[Start Provided data]

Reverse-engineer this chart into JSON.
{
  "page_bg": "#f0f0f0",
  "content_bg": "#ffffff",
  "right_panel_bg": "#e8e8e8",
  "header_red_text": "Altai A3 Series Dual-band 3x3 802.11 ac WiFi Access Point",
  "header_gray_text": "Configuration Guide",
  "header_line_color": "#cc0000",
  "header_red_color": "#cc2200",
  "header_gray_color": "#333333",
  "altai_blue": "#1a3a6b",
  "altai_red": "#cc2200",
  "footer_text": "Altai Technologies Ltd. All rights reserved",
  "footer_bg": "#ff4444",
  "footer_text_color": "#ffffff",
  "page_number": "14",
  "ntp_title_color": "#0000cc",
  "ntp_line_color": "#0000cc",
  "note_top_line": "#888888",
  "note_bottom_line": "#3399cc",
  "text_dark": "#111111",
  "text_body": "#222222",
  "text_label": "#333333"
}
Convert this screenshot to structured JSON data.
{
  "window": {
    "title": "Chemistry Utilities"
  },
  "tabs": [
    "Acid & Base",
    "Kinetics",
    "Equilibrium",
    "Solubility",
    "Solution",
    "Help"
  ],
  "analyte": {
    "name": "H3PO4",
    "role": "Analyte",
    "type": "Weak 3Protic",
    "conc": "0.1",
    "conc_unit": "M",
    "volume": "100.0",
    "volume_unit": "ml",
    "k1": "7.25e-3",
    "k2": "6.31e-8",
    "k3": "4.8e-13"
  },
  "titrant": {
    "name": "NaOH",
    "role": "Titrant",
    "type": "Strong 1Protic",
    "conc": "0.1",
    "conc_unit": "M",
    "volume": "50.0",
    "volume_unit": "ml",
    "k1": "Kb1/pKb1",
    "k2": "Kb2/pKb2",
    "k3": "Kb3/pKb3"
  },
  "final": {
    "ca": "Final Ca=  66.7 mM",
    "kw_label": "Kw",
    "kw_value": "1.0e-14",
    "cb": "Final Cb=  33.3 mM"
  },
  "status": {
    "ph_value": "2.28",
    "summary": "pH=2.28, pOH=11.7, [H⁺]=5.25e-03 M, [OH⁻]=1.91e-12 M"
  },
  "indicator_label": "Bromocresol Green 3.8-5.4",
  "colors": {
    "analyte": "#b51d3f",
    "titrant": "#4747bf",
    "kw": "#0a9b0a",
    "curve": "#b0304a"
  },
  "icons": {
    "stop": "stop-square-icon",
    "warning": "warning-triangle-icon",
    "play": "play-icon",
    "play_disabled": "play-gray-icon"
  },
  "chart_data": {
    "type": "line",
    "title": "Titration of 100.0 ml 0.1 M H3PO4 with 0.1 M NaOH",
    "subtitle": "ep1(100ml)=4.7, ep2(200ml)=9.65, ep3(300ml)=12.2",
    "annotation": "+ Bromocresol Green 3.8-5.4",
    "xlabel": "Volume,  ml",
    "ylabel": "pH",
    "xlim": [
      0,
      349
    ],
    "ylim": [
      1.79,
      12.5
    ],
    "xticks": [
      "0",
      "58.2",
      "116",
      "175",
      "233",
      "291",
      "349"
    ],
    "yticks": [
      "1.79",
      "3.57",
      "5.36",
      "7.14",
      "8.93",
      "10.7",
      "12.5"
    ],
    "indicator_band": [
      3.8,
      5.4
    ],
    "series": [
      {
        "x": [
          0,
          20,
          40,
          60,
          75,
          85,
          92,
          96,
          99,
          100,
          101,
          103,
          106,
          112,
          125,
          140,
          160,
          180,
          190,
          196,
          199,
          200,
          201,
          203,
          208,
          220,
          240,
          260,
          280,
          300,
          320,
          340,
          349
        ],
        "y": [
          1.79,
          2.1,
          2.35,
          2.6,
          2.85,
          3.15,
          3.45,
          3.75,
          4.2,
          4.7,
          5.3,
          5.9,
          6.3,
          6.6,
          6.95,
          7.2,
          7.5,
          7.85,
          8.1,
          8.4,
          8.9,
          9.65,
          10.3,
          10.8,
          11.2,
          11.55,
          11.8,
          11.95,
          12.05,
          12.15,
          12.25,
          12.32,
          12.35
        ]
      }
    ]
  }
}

[End Provided data]

» Given task
Please quote the data above in full, with no line missing.

» Answer to the exercise
Reverse-engineer this chart into JSON.
{
  "page_bg": "#f0f0f0",
  "content_bg": "#ffffff",
  "right_panel_bg": "#e8e8e8",
  "header_red_text": "Altai A3 Series Dual-band 3x3 802.11 ac WiFi Access Point",
  "header_gray_text": "Configuration Guide",
  "header_line_color": "#cc0000",
  "header_red_color": "#cc2200",
  "header_gray_color": "#333333",
  "altai_blue": "#1a3a6b",
  "altai_red": "#cc2200",
  "footer_text": "Altai Technologies Ltd. All rights reserved",
  "footer_bg": "#ff4444",
  "footer_text_color": "#ffffff",
  "page_number": "14",
  "ntp_title_color": "#0000cc",
  "ntp_line_color": "#0000cc",
  "note_top_line": "#888888",
  "note_bottom_line": "#3399cc",
  "text_dark": "#111111",
  "text_body": "#222222",
  "text_label": "#333333"
}
Convert this screenshot to structured JSON data.
{
  "window": {
    "title": "Chemistry Utilities"
  },
  "tabs": [
    "Acid & Base",
    "Kinetics",
    "Equilibrium",
    "Solubility",
    "Solution",
    "Help"
  ],
  "analyte": {
    "name": "H3PO4",
    "role": "Analyte",
    "type": "Weak 3Protic",
    "conc": "0.1",
    "conc_unit": "M",
    "volume": "100.0",
    "volume_unit": "ml",
    "k1": "7.25e-3",
    "k2": "6.31e-8",
    "k3": "4.8e-13"
  },
  "titrant": {
    "name": "NaOH",
    "role": "Titrant",
    "type": "Strong 1Protic",
    "conc": "0.1",
    "conc_unit": "M",
    "volume": "50.0",
    "volume_unit": "ml",
    "k1": "Kb1/pKb1",
    "k2": "Kb2/pKb2",
    "k3": "Kb3/pKb3"
  },
  "final": {
    "ca": "Final Ca=  66.7 mM",
    "kw_label": "Kw",
    "kw_value": "1.0e-14",
    "cb": "Final Cb=  33.3 mM"
  },
  "status": {
    "ph_value": "2.28",
    "summary": "pH=2.28, pOH=11.7, [H⁺]=5.25e-03 M, [OH⁻]=1.91e-12 M"
  },
  "indicator_label": "Bromocresol Green 3.8-5.4",
  "colors": {
    "analyte": "#b51d3f",
    "titrant": "#4747bf",
    "kw": "#0a9b0a",
    "curve": "#b0304a"
  },
  "icons": {
    "stop": "stop-square-icon",
    "warning": "warning-triangle-icon",
    "play": "play-icon",
    "play_disabled": "play-gray-icon"
  },
  "chart_data": {
    "type": "line",
    "title": "Titration of 100.0 ml 0.1 M H3PO4 with 0.1 M NaOH",
    "subtitle": "ep1(100ml)=4.7, ep2(200ml)=9.65, ep3(300ml)=12.2",
    "annotation": "+ Bromocresol Green 3.8-5.4",
    "xlabel": "Volume,  ml",
    "ylabel": "pH",
    "xlim": [
      0,
      349
    ],
    "ylim": [
      1.79,
      12.5
    ],
    "xticks": [
      "0",
      "58.2",
      "116",
      "175",
      "233",
      "291",
      "349"
    ],
    "yticks": [
      "1.79",
      "3.57",
      "5.36",
      "7.14",
      "8.93",
      "10.7",
      "12.5"
    ],
    "indicator_band": [
      3.8,
      5.4
    ],
    "series": [
      {
        "x": [
          0,
          20,
          40,
          60,
          75,
          85,
          92,
          96,
          99,
          100,
          101,
          103,
          106,
          112,
          125,
          140,
          160,
          180,
          190,
          196,
          199,
          200,
          201,
          203,
          208,
          220,
          240,
          260,
          280,
          300,
          320,
          340,
          349
        ],
        "y": [
          1.79,
          2.1,
          2.35,
          2.6,
          2.85,
          3.15,
          3.45,
          3.75,
          4.2,
          4.7,
          5.3,
          5.9,
          6.3,
          6.6,
          6.95,
          7.2,
          7.5,
          7.85,
          8.1,
          8.4,
          8.9,
          9.65,
          10.3,
          10.8,
          11.2,
          11.55,
          11.8,
          11.95,
          12.05,
          12.15,
          12.25,
          12.32,
          12.35
        ]
      }
    ]
  }
}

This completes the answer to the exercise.